# AVAILABLE DATA
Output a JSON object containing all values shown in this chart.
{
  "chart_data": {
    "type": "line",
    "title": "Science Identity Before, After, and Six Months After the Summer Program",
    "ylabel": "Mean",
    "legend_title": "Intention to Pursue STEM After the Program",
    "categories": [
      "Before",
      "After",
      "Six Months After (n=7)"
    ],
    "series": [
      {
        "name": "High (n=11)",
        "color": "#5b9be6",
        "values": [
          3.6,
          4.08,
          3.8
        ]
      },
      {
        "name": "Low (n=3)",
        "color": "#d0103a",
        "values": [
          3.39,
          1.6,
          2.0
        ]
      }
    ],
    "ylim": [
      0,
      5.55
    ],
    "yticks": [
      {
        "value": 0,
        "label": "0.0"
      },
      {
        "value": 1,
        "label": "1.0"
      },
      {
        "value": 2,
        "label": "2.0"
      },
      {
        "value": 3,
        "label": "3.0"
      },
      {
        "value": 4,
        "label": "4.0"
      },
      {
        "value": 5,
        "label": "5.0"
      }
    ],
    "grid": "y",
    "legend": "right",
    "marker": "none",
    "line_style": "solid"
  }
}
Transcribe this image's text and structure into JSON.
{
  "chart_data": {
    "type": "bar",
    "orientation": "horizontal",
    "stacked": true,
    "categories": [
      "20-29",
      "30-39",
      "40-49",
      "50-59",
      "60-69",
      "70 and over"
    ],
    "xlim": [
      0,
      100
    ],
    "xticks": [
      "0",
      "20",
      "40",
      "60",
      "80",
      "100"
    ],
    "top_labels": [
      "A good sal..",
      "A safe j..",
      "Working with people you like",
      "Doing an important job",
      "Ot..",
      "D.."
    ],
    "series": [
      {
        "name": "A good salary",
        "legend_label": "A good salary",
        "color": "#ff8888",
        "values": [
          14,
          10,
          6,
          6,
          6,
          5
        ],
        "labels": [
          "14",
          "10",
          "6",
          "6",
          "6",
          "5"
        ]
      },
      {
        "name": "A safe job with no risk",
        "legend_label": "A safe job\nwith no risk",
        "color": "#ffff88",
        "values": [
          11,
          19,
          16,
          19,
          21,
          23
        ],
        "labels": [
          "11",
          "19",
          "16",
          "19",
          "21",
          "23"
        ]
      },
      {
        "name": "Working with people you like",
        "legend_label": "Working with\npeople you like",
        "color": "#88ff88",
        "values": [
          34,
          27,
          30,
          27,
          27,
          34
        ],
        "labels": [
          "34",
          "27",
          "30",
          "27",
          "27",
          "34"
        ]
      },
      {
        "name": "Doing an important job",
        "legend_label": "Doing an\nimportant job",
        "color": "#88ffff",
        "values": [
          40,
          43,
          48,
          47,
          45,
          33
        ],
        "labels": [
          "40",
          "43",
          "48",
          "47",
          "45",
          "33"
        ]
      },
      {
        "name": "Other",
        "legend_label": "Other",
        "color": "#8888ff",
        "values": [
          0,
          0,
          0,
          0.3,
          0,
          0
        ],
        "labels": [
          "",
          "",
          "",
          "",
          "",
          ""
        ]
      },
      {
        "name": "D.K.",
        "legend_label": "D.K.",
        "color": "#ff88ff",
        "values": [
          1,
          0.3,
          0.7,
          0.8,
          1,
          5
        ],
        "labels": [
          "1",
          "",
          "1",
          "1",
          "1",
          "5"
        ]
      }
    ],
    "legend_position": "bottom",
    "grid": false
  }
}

# REQUIREMENT
Transcribe all the entries, keeping each one exactly as it is.

# SOLUTION TO THE PROBLEM
Output a JSON object containing all values shown in this chart.
{
  "chart_data": {
    "type": "line",
    "title": "Science Identity Before, After, and Six Months After the Summer Program",
    "ylabel": "Mean",
    "legend_title": "Intention to Pursue STEM After the Program",
    "categories": [
      "Before",
      "After",
      "Six Months After (n=7)"
    ],
    "series": [
      {
        "name": "High (n=11)",
        "color": "#5b9be6",
        "values": [
          3.6,
          4.08,
          3.8
        ]
      },
      {
        "name": "Low (n=3)",
        "color": "#d0103a",
        "values": [
          3.39,
          1.6,
          2.0
        ]
      }
    ],
    "ylim": [
      0,
      5.55
    ],
    "yticks": [
      {
        "value": 0,
        "label": "0.0"
      },
      {
        "value": 1,
        "label": "1.0"
      },
      {
        "value": 2,
        "label": "2.0"
      },
      {
        "value": 3,
        "label": "3.0"
      },
      {
        "value": 4,
        "label": "4.0"
      },
      {
        "value": 5,
        "label": "5.0"
      }
    ],
    "grid": "y",
    "legend": "right",
    "marker": "none",
    "line_style": "solid"
  }
}
Transcribe this image's text and structure into JSON.
{
  "chart_data": {
    "type": "bar",
    "orientation": "horizontal",
    "stacked": true,
    "categories": [
      "20-29",
      "30-39",
      "40-49",
      "50-59",
      "60-69",
      "70 and over"
    ],
    "xlim": [
      0,
      100
    ],
    "xticks": [
      "0",
      "20",
      "40",
      "60",
      "80",
      "100"
    ],
    "top_labels": [
      "A good sal..",
      "A safe j..",
      "Working with people you like",
      "Doing an important job",
      "Ot..",
      "D.."
    ],
    "series": [
      {
        "name": "A good salary",
        "legend_label": "A good salary",
        "color": "#ff8888",
        "values": [
          14,
          10,
          6,
          6,
          6,
          5
        ],
        "labels": [
          "14",
          "10",
          "6",
          "6",
          "6",
          "5"
        ]
      },
      {
        "name": "A safe job with no risk",
        "legend_label": "A safe job\nwith no risk",
        "color": "#ffff88",
        "values": [
          11,
          19,
          16,
          19,
          21,
          23
        ],
        "labels": [
          "11",
          "19",
          "16",
          "19",
          "21",
          "23"
        ]
      },
      {
        "name": "Working with people you like",
        "legend_label": "Working with\npeople you like",
        "color": "#88ff88",
        "values": [
          34,
          27,
          30,
          27,
          27,
          34
        ],
        "labels": [
          "34",
          "27",
          "30",
          "27",
          "27",
          "34"
        ]
      },
      {
        "name": "Doing an important job",
        "legend_label": "Doing an\nimportant job",
        "color": "#88ffff",
        "values": [
          40,
          43,
          48,
          47,
          45,
          33
        ],
        "labels": [
          "40",
          "43",
          "48",
          "47",
          "45",
          "33"
        ]
      },
      {
        "name": "Other",
        "legend_label": "Other",
        "color": "#8888ff",
        "values": [
          0,
          0,
          0,
          0.3,
          0,
          0
        ],
        "labels": [
          "",
          "",
          "",
          "",
          "",
          ""
        ]
      },
      {
        "name": "D.K.",
        "legend_label": "D.K.",
        "color": "#ff88ff",
        "values": [
          1,
          0.3,
          0.7,
          0.8,
          1,
          5
        ],
        "labels": [
          "1",
          "",
          "1",
          "1",
          "1",
          "5"
        ]
      }
    ],
    "legend_position": "bottom",
    "grid": false
  }
}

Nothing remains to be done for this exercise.